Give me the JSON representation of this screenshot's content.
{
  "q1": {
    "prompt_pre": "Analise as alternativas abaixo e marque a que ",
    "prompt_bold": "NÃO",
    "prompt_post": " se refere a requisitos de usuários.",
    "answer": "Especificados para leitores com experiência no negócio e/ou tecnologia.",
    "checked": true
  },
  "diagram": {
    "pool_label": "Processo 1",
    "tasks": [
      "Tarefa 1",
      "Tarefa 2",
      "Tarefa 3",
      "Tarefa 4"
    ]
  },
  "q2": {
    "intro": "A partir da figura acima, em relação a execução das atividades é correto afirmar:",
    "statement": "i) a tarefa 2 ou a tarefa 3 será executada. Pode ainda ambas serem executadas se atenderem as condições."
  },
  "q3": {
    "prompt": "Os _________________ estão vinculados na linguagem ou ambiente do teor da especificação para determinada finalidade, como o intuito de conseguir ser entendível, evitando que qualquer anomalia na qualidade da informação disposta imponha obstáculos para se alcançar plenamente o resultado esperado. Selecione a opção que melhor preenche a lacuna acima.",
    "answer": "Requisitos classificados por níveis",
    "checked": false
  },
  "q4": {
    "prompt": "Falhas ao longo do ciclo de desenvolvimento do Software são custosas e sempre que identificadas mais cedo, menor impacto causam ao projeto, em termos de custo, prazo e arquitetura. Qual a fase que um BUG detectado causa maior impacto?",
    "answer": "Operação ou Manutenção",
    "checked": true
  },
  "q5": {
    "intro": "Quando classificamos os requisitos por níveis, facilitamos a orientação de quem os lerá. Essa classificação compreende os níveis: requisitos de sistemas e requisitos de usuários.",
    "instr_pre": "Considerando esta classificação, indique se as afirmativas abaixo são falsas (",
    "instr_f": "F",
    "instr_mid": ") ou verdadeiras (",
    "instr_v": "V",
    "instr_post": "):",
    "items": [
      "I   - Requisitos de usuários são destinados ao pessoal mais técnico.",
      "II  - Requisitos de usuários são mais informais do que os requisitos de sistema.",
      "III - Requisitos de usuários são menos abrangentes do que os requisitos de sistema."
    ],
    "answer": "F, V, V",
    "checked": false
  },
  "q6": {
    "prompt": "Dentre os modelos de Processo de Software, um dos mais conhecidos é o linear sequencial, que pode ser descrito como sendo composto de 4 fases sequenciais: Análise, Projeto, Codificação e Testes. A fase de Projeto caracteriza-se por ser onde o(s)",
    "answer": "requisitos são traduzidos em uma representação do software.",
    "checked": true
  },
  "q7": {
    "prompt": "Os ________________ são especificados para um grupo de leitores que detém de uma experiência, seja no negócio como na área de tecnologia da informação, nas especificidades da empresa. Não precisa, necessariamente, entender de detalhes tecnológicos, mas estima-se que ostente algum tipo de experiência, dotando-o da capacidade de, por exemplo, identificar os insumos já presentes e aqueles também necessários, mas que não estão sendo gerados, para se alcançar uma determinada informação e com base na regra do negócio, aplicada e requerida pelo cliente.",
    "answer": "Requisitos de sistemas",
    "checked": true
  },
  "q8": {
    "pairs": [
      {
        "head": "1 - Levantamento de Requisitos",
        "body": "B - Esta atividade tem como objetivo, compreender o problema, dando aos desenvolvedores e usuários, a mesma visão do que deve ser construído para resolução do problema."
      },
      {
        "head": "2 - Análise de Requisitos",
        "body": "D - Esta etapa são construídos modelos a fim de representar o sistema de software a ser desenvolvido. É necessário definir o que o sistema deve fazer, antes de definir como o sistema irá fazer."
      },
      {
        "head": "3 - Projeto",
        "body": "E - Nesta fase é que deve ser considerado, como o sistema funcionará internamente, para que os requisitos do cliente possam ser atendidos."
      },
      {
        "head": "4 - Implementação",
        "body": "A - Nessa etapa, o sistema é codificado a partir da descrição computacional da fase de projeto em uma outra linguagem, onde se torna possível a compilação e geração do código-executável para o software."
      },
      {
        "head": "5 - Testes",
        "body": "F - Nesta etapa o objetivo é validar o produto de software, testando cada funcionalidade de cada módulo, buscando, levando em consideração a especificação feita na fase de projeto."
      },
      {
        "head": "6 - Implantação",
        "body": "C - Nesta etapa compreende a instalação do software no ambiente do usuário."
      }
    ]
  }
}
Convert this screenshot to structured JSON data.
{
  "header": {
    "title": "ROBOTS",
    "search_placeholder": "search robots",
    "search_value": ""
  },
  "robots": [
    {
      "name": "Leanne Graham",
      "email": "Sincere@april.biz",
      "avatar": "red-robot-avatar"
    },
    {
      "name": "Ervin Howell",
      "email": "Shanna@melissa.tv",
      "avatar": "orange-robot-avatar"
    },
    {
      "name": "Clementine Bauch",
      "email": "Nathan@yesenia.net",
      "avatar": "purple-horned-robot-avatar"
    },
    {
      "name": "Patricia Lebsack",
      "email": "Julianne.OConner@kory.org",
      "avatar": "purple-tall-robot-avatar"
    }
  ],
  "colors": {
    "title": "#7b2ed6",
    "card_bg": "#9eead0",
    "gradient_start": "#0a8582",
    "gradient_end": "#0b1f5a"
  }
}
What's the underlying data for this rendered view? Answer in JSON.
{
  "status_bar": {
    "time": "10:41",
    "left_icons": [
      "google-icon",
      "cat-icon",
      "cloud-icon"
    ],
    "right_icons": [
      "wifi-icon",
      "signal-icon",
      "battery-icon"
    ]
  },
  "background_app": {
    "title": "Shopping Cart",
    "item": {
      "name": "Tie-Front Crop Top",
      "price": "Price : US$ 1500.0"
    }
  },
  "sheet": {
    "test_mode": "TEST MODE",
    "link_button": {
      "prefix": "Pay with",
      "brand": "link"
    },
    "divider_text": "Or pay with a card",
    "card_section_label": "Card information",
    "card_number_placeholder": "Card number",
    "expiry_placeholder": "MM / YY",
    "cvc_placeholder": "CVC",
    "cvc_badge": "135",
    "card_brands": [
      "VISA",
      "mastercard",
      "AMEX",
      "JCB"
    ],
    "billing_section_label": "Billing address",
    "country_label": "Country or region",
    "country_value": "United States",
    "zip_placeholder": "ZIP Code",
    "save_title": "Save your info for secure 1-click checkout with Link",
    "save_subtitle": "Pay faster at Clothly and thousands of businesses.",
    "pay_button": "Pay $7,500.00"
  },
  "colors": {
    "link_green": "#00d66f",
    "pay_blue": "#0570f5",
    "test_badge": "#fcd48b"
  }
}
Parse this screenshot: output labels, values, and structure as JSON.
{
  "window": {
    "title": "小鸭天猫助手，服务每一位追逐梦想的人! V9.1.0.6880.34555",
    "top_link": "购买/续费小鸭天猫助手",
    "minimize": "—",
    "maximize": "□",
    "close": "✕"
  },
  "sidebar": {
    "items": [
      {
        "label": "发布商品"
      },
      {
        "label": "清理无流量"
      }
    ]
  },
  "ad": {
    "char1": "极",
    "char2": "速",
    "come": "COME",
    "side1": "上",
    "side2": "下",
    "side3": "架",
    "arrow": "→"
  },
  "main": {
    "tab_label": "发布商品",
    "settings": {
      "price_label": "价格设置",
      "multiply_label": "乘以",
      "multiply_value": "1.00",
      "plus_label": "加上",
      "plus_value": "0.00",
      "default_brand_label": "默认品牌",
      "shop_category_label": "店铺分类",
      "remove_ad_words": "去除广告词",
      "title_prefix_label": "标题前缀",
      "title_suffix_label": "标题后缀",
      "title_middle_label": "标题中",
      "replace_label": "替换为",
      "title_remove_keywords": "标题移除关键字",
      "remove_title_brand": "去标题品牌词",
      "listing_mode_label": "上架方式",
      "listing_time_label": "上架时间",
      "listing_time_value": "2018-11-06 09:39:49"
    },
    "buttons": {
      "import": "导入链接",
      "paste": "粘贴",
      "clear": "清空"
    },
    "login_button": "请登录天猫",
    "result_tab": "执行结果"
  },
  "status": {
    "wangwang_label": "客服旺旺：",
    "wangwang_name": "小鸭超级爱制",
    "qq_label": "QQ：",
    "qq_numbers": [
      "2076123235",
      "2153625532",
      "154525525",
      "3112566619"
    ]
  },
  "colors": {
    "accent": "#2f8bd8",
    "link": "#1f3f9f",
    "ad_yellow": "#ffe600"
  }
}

◇ ◇ ◇

**Written task**
Identify how many lines in the entries above contain the word "Testes" and provide only that figure.

**Solution to this task**
2